Problem to work on →
Draw out every line with the word "frac" from the listing below.

Extracted entries →
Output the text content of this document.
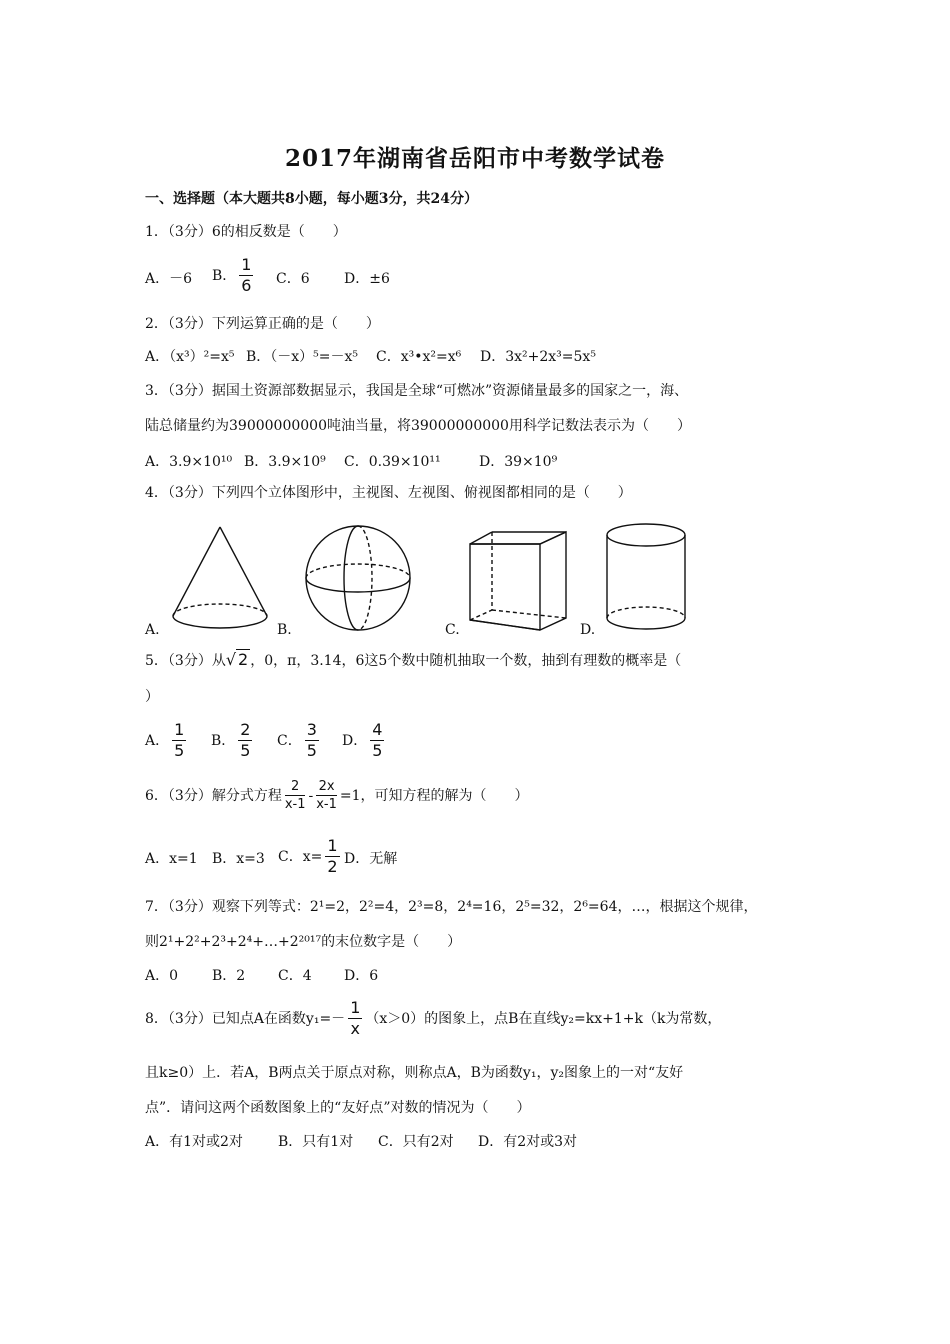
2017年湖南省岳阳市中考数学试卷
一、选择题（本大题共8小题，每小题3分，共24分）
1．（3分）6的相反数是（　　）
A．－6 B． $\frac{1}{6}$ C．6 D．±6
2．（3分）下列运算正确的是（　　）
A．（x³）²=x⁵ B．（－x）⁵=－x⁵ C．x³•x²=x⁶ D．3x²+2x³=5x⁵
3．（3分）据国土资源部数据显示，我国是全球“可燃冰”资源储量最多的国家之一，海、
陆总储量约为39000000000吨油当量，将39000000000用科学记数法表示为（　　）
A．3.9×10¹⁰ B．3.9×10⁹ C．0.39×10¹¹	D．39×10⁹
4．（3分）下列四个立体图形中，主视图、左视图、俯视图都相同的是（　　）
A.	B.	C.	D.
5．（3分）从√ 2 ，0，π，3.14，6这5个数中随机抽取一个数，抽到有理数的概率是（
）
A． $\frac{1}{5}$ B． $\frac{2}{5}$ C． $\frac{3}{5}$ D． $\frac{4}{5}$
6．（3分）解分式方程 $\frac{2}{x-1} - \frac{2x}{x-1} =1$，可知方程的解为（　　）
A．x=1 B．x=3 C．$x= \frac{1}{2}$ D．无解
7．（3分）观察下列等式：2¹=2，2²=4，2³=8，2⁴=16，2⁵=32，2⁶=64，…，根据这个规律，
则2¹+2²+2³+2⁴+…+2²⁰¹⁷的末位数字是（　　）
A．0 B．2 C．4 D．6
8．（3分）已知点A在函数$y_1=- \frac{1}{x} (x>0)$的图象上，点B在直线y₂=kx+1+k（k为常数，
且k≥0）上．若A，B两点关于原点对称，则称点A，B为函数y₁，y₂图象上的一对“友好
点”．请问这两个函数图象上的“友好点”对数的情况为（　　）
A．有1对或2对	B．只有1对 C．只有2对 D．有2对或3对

Answer →
A．－6 B． $\frac{1}{6}$ C．6 D．±6
A． $\frac{1}{5}$ B． $\frac{2}{5}$ C． $\frac{3}{5}$ D． $\frac{4}{5}$
6．（3分）解分式方程 $\frac{2}{x-1} - \frac{2x}{x-1} =1$，可知方程的解为（　　）
A．x=1 B．x=3 C．$x= \frac{1}{2}$ D．无解
8．（3分）已知点A在函数$y_1=- \frac{1}{x} (x>0)$的图象上，点B在直线y₂=kx+1+k（k为常数，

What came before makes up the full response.